Problem details:
Go through the listing below and list every line with "progression".
START Data
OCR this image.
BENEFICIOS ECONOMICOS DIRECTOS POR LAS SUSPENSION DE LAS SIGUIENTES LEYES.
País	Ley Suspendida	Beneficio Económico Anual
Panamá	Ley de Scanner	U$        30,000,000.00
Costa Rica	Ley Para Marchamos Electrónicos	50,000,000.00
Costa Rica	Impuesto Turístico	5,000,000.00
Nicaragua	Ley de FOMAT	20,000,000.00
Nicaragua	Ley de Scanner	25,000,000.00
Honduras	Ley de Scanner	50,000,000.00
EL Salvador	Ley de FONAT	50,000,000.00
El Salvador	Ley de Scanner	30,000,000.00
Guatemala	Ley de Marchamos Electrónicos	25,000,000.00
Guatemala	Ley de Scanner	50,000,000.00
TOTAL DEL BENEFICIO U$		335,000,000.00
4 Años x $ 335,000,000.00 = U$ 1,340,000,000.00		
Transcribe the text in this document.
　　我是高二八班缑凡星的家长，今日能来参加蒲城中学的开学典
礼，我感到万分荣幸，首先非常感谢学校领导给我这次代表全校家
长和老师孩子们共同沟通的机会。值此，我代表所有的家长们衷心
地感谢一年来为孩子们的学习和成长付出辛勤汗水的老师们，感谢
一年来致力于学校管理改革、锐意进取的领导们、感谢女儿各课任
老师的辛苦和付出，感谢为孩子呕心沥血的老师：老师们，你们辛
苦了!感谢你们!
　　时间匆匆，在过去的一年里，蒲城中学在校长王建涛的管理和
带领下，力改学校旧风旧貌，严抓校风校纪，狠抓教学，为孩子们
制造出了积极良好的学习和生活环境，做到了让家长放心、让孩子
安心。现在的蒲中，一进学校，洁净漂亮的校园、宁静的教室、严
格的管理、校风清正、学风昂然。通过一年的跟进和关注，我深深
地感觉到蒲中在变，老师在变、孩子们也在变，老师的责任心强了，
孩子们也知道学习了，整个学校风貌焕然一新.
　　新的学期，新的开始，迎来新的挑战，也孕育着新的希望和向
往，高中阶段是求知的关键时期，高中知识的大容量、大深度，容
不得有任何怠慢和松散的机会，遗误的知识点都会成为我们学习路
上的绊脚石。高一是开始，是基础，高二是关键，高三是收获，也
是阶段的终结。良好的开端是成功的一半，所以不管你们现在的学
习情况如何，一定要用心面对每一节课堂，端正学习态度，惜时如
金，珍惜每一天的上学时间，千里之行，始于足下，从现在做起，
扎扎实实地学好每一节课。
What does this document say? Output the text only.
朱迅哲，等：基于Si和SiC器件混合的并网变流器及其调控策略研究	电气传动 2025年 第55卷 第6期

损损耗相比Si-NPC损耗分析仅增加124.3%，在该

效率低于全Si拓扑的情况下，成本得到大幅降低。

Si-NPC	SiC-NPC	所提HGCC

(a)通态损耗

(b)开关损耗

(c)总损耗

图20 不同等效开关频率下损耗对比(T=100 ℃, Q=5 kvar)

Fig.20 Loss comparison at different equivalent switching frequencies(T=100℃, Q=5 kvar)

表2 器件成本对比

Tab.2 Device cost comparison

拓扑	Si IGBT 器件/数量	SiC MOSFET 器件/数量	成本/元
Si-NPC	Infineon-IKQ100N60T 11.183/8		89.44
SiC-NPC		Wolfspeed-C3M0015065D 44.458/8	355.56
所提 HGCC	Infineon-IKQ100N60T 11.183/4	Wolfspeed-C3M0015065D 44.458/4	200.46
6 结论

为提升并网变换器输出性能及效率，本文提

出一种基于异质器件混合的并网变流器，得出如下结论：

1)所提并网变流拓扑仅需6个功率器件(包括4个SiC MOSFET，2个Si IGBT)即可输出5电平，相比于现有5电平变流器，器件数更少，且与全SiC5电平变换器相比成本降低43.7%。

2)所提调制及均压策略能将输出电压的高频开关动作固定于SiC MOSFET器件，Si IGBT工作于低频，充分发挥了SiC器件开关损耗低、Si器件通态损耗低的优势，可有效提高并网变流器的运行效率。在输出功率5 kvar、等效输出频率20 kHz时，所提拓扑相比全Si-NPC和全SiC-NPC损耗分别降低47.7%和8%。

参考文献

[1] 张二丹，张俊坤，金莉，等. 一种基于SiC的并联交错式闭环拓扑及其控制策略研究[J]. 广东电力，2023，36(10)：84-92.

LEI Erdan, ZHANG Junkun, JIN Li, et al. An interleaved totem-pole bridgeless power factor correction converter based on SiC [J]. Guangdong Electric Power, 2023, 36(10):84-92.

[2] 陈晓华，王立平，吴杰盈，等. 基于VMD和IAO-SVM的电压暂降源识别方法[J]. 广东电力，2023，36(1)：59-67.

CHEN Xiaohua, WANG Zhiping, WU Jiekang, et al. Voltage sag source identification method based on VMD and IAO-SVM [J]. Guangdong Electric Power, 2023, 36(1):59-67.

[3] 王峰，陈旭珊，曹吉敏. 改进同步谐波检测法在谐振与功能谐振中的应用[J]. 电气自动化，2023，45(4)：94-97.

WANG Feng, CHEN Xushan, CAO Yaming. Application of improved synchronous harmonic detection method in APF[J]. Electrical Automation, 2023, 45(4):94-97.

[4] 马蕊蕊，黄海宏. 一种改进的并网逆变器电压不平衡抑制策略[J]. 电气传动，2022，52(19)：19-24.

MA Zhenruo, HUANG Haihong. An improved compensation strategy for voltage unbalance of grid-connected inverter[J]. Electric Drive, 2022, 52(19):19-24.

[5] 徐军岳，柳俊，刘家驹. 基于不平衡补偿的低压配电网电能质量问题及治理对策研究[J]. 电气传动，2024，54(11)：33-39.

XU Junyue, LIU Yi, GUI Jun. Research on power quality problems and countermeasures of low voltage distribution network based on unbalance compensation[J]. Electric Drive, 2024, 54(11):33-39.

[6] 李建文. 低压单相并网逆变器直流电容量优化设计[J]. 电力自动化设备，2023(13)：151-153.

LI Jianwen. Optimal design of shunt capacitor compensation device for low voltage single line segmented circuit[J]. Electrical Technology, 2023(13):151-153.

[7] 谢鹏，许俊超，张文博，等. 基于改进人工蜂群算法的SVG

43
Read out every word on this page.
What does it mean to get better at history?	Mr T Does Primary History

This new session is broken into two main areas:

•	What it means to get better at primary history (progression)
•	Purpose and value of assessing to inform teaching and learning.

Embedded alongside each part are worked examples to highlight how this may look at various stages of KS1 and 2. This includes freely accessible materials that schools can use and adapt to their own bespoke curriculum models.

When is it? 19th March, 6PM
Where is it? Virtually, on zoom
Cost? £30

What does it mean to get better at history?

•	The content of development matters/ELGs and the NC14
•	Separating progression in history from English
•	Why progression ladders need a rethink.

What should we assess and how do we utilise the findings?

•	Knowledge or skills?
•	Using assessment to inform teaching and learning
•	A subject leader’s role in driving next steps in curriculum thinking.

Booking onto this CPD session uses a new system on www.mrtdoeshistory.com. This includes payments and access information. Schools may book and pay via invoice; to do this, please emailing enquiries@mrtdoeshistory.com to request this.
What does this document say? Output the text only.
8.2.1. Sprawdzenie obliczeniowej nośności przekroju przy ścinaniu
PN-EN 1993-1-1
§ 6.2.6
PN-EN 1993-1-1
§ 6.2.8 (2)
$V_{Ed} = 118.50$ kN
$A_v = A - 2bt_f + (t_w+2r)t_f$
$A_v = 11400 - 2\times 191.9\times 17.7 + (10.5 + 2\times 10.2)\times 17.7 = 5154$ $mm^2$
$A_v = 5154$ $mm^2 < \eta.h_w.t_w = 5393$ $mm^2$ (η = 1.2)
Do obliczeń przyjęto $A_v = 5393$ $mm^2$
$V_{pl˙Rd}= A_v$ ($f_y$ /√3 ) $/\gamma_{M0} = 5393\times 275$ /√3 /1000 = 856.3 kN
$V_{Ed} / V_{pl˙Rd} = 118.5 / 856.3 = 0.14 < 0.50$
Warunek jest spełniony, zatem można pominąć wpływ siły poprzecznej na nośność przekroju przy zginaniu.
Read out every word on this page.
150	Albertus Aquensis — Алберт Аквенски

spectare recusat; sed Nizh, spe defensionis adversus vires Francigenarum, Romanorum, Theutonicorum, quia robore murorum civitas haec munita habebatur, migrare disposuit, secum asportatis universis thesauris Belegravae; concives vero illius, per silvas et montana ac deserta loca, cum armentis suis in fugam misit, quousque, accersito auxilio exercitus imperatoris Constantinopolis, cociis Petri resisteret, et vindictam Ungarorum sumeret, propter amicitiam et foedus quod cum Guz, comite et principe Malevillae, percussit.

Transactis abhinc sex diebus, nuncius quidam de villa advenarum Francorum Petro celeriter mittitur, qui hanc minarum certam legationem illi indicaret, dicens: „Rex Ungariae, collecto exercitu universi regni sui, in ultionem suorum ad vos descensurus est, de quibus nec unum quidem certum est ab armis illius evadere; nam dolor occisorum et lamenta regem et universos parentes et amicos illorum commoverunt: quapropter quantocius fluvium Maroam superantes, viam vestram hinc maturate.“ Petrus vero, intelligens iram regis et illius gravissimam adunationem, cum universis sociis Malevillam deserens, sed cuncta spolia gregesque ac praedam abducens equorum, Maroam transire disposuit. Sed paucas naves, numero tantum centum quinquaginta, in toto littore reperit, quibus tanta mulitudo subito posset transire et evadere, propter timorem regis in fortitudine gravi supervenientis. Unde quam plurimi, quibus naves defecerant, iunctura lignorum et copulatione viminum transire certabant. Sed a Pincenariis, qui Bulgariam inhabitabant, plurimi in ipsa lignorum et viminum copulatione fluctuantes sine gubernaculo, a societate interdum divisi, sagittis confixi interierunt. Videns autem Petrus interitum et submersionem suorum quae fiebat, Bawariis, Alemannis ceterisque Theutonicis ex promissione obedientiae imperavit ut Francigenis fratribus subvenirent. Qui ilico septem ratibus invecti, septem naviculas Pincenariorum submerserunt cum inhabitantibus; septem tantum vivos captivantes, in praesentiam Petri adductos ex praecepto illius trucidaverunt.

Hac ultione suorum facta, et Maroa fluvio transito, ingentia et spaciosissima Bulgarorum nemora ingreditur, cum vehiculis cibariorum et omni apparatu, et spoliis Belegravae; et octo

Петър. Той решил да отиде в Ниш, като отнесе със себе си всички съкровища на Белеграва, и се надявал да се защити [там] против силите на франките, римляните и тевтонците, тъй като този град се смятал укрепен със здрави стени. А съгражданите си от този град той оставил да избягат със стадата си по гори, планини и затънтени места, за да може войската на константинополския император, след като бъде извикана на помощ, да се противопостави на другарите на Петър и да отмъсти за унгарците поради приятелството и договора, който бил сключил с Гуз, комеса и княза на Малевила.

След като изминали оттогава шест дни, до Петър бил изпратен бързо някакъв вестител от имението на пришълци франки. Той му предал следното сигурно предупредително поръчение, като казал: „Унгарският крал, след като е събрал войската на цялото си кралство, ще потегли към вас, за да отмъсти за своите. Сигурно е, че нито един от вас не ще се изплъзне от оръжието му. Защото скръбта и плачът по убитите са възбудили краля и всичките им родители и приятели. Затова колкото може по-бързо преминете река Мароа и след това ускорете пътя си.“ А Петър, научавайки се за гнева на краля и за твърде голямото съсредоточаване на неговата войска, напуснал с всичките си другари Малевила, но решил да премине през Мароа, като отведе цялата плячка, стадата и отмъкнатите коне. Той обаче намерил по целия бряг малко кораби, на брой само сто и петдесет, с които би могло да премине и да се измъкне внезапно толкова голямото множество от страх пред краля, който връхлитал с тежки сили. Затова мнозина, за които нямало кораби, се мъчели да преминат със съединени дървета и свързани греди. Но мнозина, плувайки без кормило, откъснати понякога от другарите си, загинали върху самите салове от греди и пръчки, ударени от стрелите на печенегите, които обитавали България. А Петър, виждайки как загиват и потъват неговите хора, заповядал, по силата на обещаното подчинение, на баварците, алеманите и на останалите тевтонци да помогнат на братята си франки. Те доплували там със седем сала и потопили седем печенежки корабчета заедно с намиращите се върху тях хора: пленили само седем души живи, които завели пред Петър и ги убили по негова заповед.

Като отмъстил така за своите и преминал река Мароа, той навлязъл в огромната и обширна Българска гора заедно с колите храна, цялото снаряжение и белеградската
END Data
Response to the exercise:
•	What it means to get better at primary history (progression)
•	Separating progression in history from English
•	Why progression ladders need a rethink.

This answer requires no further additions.